=== Dataset content ===
▬▬▬▬▬▬

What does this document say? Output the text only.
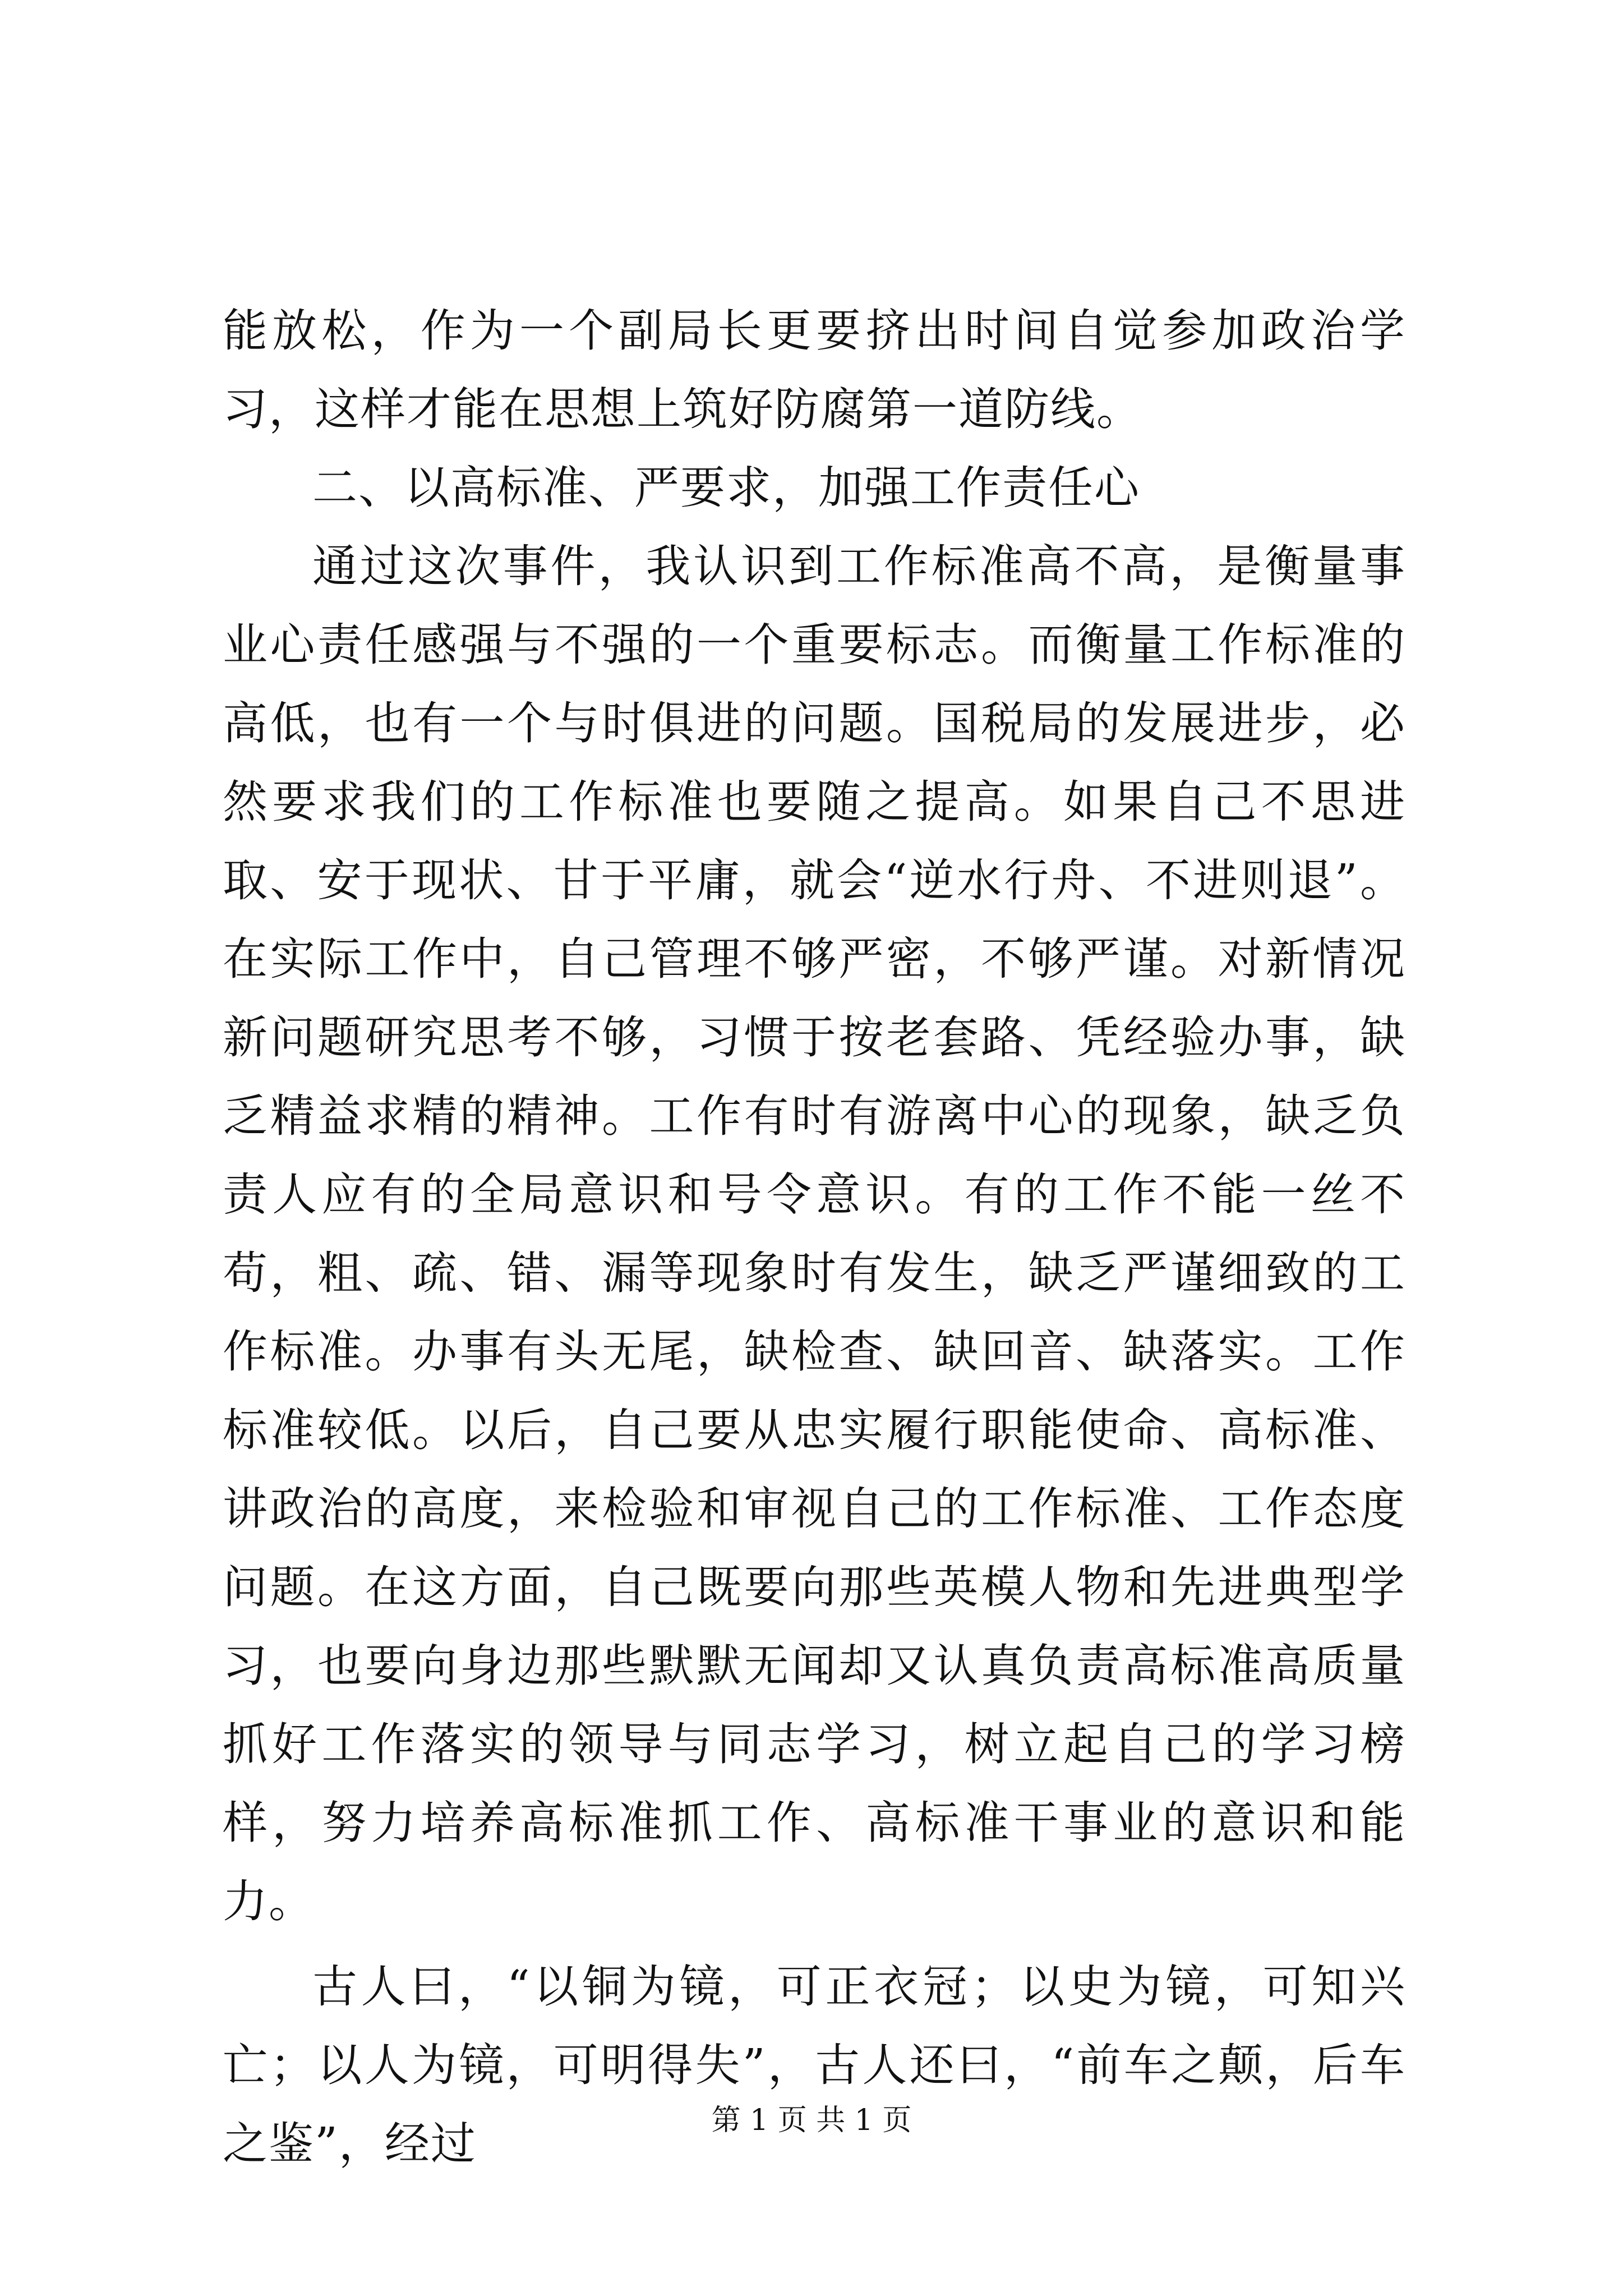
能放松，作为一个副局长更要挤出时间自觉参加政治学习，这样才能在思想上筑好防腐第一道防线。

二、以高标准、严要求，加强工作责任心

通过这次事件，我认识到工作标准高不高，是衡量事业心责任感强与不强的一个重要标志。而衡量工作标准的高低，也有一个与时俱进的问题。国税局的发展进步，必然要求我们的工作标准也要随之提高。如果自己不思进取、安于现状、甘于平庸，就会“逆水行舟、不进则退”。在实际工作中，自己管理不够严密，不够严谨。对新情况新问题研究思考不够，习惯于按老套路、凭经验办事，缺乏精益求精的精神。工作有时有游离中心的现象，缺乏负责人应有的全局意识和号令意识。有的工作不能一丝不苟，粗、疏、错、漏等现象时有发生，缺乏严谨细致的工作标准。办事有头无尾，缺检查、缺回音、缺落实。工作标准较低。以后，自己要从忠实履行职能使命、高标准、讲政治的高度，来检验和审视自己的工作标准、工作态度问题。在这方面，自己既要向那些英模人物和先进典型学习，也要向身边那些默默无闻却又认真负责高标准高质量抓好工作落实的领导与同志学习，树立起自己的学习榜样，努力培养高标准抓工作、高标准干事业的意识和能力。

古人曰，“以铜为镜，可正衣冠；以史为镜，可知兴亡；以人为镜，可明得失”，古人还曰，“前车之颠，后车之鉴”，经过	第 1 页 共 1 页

▬▬▬▬▬▬

=== Set problem ===
Return the listing above in full and without alteration, excluding its pictures.

=== Answer below ===
What does this document say? Output the text only.
能放松，作为一个副局长更要挤出时间自觉参加政治学习，这样才能在思想上筑好防腐第一道防线。

二、以高标准、严要求，加强工作责任心

通过这次事件，我认识到工作标准高不高，是衡量事业心责任感强与不强的一个重要标志。而衡量工作标准的高低，也有一个与时俱进的问题。国税局的发展进步，必然要求我们的工作标准也要随之提高。如果自己不思进取、安于现状、甘于平庸，就会“逆水行舟、不进则退”。在实际工作中，自己管理不够严密，不够严谨。对新情况新问题研究思考不够，习惯于按老套路、凭经验办事，缺乏精益求精的精神。工作有时有游离中心的现象，缺乏负责人应有的全局意识和号令意识。有的工作不能一丝不苟，粗、疏、错、漏等现象时有发生，缺乏严谨细致的工作标准。办事有头无尾，缺检查、缺回音、缺落实。工作标准较低。以后，自己要从忠实履行职能使命、高标准、讲政治的高度，来检验和审视自己的工作标准、工作态度问题。在这方面，自己既要向那些英模人物和先进典型学习，也要向身边那些默默无闻却又认真负责高标准高质量抓好工作落实的领导与同志学习，树立起自己的学习榜样，努力培养高标准抓工作、高标准干事业的意识和能力。

古人曰，“以铜为镜，可正衣冠；以史为镜，可知兴亡；以人为镜，可明得失”，古人还曰，“前车之颠，后车之鉴”，经过	第 1 页 共 1 页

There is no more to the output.